====== Record set ======
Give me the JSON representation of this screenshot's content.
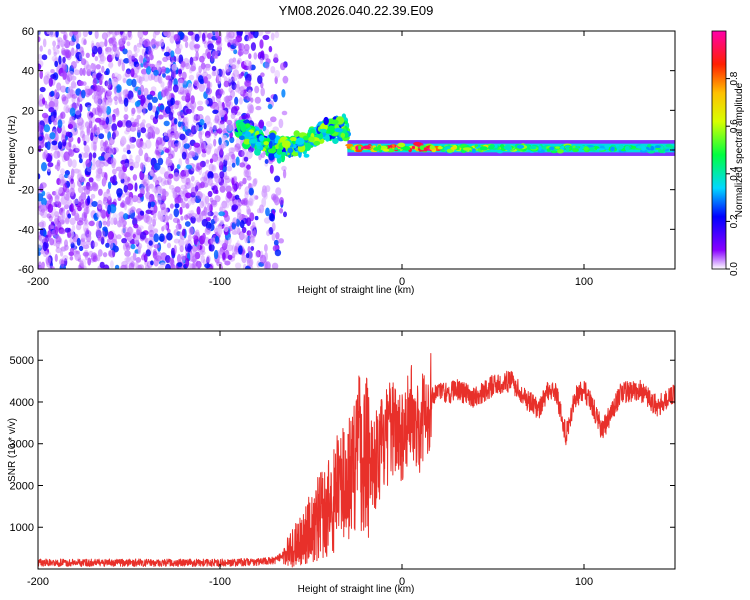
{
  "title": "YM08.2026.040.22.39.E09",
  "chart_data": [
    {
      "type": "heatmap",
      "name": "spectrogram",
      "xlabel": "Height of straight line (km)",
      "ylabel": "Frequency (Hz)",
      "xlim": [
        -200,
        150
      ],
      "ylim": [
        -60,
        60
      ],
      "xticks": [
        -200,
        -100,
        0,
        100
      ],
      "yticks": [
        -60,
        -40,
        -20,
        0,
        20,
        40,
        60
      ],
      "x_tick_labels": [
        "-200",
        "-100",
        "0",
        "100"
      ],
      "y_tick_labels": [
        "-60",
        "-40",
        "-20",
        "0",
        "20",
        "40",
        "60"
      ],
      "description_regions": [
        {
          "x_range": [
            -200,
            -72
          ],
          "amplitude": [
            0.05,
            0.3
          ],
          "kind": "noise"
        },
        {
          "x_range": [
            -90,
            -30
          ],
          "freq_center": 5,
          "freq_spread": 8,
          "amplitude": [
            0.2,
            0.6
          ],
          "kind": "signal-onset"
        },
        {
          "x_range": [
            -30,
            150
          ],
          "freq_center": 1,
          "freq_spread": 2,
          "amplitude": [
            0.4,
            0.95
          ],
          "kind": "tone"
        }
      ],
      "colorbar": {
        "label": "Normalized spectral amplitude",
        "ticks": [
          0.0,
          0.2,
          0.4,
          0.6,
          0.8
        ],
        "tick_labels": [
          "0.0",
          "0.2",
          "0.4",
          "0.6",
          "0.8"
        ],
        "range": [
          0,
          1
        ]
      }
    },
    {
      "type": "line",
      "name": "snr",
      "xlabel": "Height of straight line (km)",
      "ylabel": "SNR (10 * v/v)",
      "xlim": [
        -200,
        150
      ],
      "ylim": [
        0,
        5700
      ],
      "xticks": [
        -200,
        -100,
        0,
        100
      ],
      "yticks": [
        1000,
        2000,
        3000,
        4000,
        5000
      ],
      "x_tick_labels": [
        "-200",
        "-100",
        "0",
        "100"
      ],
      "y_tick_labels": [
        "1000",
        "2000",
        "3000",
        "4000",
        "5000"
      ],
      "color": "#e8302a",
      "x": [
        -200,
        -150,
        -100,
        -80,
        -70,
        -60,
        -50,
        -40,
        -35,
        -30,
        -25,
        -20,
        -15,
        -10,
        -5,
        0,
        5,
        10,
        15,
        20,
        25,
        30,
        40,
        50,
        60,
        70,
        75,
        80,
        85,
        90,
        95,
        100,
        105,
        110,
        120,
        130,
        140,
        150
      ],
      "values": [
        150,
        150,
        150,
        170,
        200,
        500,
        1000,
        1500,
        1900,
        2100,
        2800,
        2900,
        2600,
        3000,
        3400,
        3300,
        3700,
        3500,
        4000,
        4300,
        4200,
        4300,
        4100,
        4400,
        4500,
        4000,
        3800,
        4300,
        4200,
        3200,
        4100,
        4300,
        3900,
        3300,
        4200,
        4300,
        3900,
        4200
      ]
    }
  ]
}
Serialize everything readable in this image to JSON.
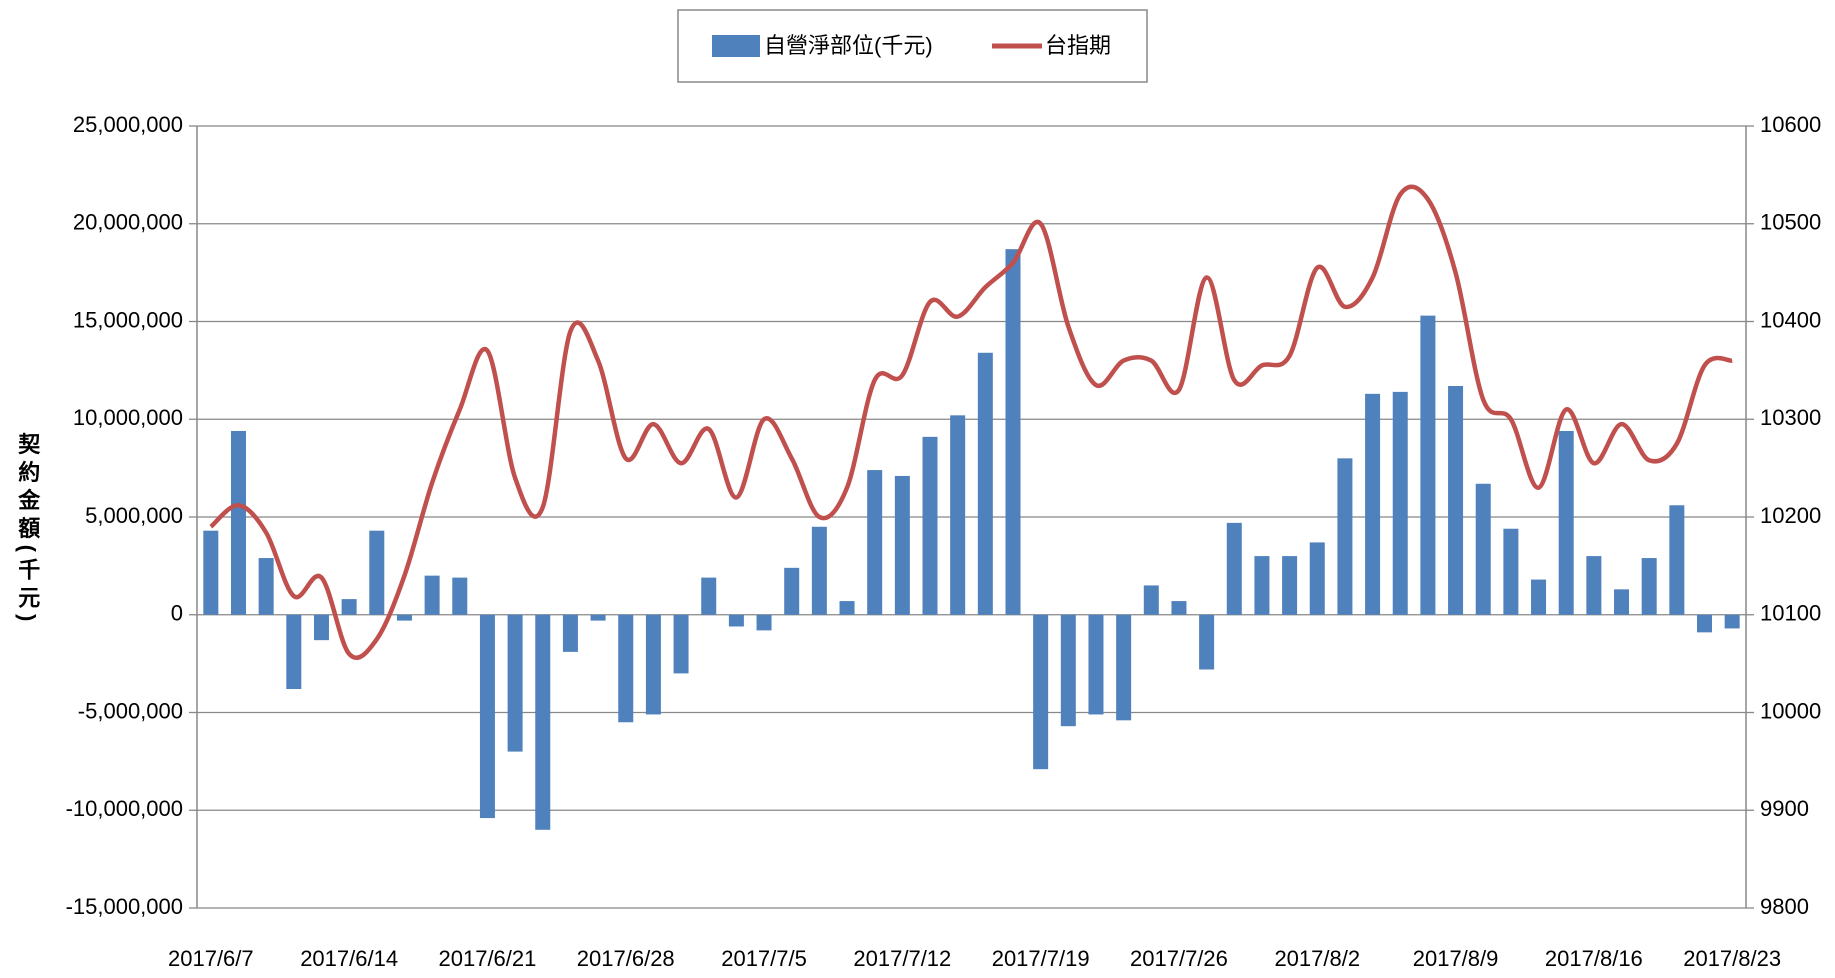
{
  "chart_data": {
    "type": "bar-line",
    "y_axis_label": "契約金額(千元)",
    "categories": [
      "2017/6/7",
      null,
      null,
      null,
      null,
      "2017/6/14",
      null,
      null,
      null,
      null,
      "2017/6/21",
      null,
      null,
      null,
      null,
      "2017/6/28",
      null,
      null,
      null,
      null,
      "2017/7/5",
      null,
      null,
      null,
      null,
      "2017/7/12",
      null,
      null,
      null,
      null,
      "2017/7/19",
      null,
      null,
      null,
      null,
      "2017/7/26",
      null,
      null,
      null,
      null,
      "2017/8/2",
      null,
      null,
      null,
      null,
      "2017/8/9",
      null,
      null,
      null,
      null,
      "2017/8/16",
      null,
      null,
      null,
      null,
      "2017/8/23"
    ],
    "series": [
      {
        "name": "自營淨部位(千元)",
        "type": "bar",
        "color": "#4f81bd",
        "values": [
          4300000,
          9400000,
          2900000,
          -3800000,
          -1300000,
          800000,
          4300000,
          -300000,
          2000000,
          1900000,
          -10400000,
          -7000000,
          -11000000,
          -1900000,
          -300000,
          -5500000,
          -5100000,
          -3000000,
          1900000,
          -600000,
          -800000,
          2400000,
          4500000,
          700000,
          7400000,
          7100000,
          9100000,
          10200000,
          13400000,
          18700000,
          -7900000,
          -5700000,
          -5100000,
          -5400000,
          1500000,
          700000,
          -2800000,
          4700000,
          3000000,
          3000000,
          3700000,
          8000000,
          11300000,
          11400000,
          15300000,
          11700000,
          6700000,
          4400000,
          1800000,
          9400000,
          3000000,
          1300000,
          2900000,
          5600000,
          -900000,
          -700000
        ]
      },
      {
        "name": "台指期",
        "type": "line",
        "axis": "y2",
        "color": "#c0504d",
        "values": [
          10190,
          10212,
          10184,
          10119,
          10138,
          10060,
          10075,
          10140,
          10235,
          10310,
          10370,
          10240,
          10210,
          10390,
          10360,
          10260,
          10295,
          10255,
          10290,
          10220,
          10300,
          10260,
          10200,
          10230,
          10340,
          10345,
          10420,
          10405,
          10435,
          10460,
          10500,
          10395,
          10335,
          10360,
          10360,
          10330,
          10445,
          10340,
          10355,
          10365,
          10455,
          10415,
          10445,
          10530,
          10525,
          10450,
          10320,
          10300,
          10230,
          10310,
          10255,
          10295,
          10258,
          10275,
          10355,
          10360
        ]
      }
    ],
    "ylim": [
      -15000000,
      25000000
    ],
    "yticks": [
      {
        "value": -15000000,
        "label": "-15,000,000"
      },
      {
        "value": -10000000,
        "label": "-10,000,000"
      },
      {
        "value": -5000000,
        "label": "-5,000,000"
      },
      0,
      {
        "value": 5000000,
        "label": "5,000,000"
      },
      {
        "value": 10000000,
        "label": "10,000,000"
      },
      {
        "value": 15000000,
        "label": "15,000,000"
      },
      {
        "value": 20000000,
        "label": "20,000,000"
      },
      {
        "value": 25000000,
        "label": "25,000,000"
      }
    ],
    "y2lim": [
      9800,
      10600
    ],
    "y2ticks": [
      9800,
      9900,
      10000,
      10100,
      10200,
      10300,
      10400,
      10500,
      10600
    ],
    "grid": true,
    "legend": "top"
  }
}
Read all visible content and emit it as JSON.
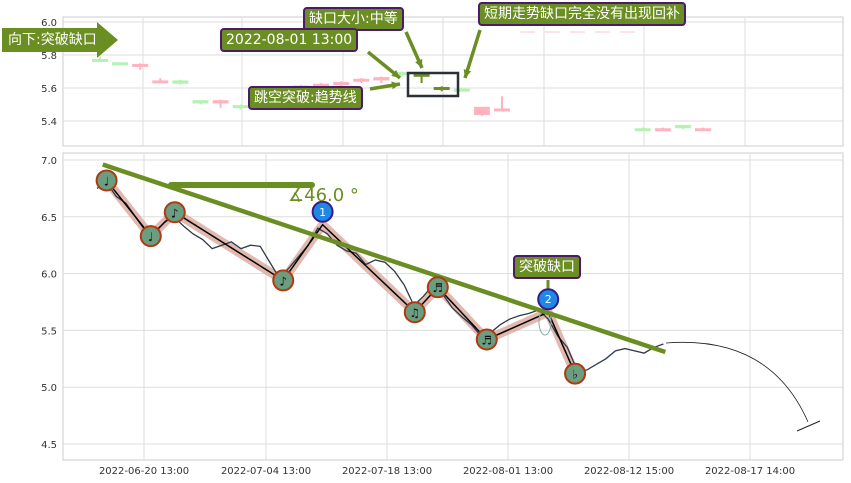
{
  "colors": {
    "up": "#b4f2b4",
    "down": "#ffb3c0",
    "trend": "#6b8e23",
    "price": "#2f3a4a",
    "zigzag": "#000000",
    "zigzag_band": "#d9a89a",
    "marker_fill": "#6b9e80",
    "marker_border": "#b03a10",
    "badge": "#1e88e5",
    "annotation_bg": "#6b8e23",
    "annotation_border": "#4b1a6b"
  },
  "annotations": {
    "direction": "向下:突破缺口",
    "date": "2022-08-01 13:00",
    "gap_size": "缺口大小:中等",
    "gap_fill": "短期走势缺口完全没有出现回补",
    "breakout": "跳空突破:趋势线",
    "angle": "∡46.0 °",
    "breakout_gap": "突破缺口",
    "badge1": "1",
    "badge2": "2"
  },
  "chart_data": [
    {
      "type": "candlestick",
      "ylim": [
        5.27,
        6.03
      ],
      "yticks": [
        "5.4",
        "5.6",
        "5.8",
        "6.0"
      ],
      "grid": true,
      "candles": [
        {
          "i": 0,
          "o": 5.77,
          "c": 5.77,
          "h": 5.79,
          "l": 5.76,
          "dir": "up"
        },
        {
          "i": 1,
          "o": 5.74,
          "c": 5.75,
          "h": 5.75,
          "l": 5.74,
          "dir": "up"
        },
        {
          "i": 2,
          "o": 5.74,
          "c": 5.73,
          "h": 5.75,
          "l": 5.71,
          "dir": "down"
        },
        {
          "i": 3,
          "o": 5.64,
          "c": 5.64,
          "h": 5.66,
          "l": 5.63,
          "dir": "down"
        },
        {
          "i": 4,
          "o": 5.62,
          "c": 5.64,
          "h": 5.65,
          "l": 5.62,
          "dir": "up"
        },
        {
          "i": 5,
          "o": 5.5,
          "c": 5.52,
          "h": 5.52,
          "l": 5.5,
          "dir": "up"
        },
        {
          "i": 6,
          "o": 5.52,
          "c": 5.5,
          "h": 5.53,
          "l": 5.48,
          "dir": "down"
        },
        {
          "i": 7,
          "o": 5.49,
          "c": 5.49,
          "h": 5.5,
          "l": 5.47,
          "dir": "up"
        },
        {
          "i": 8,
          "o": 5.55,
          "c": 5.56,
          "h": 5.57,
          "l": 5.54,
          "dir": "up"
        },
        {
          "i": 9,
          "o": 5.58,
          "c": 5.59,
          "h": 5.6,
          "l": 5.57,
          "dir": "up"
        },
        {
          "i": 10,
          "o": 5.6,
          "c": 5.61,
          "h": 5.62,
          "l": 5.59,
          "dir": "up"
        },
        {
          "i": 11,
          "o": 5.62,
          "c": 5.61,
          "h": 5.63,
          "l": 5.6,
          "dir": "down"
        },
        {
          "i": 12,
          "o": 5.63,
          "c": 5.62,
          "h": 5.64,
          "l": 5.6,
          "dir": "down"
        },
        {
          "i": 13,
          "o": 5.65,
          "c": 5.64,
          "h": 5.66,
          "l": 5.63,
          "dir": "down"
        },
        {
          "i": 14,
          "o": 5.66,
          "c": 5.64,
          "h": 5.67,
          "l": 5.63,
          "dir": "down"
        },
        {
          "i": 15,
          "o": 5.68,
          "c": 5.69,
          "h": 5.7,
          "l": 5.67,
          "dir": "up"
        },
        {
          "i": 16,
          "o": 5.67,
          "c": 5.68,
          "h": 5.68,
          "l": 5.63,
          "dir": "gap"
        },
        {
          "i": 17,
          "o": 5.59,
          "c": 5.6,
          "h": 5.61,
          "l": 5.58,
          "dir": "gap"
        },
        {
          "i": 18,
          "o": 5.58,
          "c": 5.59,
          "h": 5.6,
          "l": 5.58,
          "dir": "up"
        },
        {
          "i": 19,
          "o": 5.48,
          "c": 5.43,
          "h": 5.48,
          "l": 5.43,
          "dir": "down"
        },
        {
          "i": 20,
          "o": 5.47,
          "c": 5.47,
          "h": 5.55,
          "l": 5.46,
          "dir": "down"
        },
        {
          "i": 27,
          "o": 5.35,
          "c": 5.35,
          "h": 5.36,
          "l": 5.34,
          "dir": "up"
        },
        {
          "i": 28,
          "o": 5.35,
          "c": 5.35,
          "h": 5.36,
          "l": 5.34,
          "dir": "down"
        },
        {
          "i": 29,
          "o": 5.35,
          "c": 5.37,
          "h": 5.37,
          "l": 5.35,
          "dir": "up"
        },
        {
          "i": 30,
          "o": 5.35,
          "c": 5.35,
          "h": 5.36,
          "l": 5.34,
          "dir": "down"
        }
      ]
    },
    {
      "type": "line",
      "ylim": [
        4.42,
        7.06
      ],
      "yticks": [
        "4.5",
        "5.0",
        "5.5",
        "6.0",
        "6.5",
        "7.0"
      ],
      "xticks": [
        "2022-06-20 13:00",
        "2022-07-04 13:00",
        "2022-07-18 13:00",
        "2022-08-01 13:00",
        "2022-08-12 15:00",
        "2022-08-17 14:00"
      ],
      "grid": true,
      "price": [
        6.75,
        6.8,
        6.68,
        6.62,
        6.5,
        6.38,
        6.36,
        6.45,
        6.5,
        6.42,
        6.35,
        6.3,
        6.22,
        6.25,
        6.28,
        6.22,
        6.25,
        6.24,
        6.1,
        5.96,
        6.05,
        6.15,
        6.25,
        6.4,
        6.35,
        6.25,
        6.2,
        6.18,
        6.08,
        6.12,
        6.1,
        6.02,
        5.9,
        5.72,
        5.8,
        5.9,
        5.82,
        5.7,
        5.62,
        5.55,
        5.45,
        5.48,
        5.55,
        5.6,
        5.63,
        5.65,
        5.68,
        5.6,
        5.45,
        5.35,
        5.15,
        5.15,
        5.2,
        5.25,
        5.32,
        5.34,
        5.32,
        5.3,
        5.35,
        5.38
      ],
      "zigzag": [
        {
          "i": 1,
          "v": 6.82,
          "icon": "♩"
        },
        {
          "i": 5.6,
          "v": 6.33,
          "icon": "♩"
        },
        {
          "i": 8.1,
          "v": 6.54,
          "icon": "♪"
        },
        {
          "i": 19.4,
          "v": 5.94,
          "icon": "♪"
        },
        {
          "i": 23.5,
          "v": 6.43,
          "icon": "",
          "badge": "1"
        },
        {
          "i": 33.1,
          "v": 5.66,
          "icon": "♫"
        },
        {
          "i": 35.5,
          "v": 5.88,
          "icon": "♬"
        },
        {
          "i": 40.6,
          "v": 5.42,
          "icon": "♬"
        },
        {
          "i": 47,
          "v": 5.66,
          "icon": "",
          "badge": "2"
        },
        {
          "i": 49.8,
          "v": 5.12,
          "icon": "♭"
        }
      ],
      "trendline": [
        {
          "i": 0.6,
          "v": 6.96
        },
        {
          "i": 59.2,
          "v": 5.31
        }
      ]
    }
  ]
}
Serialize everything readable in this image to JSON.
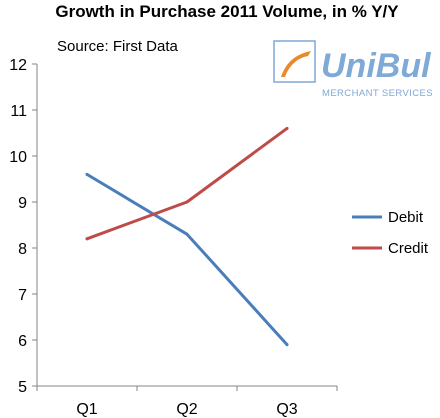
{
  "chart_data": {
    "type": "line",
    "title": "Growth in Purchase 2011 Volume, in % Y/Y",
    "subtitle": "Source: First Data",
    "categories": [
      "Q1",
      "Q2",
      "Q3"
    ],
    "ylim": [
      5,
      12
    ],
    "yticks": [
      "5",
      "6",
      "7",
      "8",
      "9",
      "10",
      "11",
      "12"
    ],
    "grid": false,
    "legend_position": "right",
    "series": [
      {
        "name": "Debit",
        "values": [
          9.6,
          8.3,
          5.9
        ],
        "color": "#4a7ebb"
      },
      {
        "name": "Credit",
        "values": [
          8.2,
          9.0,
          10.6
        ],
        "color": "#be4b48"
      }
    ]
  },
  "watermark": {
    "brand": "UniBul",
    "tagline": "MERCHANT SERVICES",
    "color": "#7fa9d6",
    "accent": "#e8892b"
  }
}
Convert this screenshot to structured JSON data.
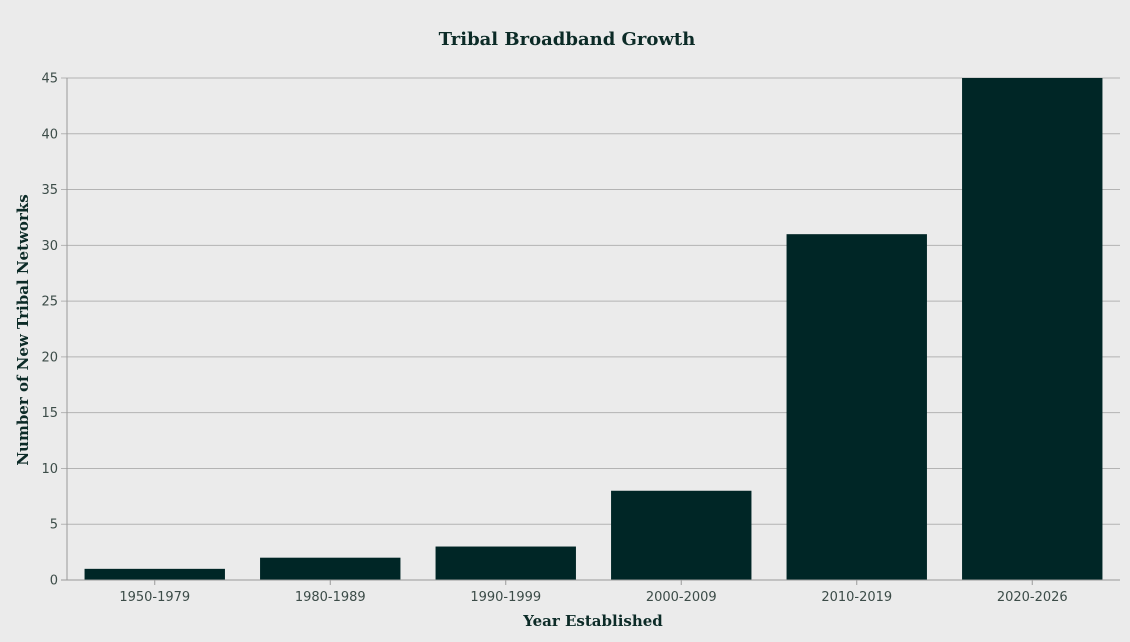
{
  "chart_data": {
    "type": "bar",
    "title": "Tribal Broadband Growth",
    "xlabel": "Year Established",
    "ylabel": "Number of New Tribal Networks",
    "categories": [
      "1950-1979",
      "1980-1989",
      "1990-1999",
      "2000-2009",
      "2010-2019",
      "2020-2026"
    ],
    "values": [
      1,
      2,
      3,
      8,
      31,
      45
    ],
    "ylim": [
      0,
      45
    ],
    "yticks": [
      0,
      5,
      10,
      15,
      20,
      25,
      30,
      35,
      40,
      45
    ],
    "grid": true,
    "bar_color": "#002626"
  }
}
======
#### What this task involves
Return every line in the listing that contains the word "screenshot".

#### Exercise answer
Give me the JSON representation of this screenshot's content.
Convert this screenshot to structured JSON data.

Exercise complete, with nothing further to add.